(Dataset entries)
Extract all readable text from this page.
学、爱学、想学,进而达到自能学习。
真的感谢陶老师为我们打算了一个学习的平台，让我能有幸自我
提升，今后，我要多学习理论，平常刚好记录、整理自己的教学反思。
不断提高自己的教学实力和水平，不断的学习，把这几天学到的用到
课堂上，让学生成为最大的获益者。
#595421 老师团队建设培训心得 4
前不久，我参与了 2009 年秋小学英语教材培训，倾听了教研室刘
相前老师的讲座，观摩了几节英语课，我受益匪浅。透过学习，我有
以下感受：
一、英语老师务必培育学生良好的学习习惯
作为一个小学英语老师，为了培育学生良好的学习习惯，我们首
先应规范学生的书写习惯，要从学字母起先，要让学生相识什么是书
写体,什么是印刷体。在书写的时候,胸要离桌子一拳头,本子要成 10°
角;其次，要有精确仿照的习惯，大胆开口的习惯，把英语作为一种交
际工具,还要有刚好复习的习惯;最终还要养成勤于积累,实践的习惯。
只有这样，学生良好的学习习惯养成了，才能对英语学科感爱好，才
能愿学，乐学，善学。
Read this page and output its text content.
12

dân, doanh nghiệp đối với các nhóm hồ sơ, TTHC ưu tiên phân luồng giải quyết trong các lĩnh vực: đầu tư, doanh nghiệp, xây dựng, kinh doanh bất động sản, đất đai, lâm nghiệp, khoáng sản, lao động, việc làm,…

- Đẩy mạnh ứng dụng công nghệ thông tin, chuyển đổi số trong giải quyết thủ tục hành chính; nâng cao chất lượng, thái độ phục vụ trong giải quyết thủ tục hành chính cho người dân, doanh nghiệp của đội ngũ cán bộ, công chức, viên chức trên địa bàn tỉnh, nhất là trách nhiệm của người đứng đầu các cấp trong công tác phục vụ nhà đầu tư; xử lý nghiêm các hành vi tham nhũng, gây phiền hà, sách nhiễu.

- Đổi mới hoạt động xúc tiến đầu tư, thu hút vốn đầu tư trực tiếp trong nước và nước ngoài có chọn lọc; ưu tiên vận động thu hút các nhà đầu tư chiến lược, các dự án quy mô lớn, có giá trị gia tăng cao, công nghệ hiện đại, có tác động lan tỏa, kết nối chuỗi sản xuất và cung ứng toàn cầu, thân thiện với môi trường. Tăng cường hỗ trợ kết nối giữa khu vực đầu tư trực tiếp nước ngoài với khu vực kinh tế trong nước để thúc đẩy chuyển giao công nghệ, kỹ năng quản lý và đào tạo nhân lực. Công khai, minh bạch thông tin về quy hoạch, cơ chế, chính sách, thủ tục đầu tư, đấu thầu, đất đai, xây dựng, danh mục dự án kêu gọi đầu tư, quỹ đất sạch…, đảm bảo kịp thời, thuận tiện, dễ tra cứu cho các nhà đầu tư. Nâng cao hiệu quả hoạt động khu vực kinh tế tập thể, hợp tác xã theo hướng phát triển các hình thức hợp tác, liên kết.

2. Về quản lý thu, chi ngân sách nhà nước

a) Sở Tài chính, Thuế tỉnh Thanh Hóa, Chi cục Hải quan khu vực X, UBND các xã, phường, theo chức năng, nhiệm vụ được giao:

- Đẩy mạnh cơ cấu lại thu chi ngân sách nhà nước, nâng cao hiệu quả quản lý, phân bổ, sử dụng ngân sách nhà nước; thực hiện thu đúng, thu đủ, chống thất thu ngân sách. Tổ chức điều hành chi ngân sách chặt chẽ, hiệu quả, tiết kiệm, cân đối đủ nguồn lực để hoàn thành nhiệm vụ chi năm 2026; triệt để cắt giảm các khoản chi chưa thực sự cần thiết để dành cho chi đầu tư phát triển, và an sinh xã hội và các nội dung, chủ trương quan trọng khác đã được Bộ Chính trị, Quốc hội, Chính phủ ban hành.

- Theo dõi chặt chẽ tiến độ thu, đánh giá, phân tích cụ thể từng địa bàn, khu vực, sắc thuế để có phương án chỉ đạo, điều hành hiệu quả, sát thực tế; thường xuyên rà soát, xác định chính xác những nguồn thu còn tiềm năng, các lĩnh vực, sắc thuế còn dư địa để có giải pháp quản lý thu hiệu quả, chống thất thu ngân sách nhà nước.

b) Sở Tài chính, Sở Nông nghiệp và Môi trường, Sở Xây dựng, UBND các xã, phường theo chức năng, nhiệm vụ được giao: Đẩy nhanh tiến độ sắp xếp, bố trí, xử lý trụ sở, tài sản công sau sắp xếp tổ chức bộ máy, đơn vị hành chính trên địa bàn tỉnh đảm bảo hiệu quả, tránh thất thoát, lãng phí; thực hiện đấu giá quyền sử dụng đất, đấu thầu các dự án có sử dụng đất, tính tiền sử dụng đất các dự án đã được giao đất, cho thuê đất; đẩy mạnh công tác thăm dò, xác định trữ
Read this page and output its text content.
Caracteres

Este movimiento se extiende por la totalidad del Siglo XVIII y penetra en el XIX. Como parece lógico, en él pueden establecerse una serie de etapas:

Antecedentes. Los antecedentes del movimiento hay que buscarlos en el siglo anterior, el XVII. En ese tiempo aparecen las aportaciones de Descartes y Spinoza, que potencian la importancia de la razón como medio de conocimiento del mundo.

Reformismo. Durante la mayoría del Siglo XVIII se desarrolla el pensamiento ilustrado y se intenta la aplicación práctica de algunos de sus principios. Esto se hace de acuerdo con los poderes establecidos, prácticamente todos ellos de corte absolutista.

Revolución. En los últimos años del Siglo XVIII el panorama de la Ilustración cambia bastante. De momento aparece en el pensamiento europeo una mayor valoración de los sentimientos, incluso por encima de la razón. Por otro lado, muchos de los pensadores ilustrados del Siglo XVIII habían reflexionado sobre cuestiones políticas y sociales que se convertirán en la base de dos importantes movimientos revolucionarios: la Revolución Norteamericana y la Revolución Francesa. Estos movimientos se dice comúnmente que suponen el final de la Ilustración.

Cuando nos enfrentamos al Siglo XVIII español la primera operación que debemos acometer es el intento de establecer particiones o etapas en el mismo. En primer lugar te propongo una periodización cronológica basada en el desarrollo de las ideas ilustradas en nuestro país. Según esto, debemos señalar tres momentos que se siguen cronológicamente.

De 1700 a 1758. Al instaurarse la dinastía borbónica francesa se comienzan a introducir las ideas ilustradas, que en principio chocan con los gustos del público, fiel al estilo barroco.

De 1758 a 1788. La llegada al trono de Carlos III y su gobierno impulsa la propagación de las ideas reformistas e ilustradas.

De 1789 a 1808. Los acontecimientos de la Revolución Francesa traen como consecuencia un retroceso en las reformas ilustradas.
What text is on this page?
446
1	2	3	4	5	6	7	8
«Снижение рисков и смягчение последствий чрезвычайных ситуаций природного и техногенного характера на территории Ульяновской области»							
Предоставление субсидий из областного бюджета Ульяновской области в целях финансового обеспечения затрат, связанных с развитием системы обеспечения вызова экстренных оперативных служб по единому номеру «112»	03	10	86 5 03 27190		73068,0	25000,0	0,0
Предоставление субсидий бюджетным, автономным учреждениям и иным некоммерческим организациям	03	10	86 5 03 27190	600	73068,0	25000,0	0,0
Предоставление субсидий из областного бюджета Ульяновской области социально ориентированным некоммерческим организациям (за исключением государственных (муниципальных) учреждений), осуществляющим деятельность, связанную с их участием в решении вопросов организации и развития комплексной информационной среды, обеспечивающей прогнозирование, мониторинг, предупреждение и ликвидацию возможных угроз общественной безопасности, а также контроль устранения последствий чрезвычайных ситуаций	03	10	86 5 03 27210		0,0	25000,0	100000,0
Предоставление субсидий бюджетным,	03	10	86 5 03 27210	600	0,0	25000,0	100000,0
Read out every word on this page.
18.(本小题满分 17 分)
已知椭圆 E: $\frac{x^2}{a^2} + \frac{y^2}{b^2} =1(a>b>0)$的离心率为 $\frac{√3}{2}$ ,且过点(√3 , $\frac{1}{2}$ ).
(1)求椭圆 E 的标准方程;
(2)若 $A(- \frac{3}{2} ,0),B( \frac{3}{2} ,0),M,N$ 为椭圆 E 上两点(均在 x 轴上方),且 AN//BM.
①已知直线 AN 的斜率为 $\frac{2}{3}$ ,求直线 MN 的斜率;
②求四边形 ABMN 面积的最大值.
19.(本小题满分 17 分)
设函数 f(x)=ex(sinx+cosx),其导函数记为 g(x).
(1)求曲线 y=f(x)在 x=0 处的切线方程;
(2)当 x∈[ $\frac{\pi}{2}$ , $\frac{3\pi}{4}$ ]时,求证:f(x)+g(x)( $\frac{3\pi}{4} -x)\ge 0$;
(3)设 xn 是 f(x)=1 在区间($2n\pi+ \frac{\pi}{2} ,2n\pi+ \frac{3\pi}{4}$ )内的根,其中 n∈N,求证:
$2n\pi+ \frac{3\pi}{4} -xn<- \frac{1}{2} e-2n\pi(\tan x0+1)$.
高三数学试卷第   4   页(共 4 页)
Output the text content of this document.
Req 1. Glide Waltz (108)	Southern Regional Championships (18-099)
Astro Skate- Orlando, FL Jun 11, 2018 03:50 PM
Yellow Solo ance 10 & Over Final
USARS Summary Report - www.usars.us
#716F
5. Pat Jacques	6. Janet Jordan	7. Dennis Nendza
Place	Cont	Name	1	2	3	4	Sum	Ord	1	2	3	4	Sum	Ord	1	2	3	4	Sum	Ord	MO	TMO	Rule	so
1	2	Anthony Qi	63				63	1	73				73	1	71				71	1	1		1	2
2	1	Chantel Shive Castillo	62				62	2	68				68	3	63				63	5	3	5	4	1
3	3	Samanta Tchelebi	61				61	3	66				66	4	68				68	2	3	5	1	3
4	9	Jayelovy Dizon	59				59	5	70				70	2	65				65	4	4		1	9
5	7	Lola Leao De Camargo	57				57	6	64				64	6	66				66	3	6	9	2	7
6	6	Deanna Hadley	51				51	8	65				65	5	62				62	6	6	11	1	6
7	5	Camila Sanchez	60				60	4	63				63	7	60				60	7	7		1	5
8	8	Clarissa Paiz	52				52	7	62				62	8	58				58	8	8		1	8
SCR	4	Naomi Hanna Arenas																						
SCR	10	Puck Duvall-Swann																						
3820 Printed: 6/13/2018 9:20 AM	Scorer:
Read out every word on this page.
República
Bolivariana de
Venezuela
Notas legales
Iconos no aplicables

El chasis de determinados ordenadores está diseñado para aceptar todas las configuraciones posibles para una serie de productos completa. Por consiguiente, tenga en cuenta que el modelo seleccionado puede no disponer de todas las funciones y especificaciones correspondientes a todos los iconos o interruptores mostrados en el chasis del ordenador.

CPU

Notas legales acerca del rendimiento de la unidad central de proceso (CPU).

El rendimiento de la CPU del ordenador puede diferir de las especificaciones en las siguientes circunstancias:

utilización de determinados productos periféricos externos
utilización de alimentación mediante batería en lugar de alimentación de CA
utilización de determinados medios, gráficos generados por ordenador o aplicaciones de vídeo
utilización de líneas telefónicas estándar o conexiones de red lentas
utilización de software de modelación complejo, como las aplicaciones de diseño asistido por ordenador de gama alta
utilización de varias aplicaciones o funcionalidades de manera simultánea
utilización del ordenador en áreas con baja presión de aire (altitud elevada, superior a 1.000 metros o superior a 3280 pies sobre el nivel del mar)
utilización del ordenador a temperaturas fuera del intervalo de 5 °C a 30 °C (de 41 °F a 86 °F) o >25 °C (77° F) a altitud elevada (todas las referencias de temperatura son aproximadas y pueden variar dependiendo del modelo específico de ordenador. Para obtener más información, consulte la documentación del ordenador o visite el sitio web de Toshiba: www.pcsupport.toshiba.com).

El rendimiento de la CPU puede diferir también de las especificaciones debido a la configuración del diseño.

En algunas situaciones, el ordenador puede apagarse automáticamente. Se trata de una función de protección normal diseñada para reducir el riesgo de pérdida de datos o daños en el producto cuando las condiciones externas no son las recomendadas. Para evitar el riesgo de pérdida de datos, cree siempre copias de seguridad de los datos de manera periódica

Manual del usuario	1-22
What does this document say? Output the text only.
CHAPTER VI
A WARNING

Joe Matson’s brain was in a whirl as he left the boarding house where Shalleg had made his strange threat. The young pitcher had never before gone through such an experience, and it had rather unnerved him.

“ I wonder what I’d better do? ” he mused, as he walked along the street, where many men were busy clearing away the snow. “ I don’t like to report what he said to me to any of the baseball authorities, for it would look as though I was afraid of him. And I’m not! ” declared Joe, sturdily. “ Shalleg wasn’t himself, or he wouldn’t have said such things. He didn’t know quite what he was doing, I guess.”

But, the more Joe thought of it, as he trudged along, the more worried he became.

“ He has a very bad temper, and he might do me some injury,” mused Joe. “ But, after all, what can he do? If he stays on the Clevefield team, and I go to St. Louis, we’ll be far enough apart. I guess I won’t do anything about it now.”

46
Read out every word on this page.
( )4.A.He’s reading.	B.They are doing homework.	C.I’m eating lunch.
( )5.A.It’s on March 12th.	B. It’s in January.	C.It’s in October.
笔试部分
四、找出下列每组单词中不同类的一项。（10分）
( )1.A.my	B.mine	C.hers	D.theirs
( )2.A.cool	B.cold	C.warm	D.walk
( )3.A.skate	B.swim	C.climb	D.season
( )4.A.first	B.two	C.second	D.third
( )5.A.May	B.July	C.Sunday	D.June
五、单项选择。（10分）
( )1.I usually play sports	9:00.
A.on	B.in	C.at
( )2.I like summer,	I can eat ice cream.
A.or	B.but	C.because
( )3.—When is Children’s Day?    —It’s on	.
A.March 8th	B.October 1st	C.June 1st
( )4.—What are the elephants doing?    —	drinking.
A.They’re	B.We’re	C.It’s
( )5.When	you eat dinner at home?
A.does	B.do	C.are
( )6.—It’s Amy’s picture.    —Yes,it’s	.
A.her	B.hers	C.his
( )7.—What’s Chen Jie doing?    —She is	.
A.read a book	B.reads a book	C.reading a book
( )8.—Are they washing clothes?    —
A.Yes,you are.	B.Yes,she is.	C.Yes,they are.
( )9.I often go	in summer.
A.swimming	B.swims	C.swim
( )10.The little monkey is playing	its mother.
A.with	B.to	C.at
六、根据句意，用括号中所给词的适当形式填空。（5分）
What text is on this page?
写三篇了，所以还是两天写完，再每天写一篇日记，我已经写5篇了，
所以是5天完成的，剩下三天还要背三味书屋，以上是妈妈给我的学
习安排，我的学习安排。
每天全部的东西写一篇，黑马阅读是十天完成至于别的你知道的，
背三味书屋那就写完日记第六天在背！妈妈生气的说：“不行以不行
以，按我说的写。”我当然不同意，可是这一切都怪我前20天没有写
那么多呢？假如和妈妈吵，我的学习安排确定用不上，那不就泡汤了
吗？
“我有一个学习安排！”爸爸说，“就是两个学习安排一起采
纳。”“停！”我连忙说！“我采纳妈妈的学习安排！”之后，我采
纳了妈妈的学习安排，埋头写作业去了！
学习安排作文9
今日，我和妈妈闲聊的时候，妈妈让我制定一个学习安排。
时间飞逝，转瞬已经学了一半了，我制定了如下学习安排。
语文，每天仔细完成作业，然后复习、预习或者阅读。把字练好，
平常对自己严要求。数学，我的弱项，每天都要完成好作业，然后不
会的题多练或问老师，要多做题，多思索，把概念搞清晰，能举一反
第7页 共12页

:: YOUR INSTRUCTIONS ::
Tally the lines of the listing in which the word "October" occurs, and state the total alone.

:: TASK SOLUTION ::
2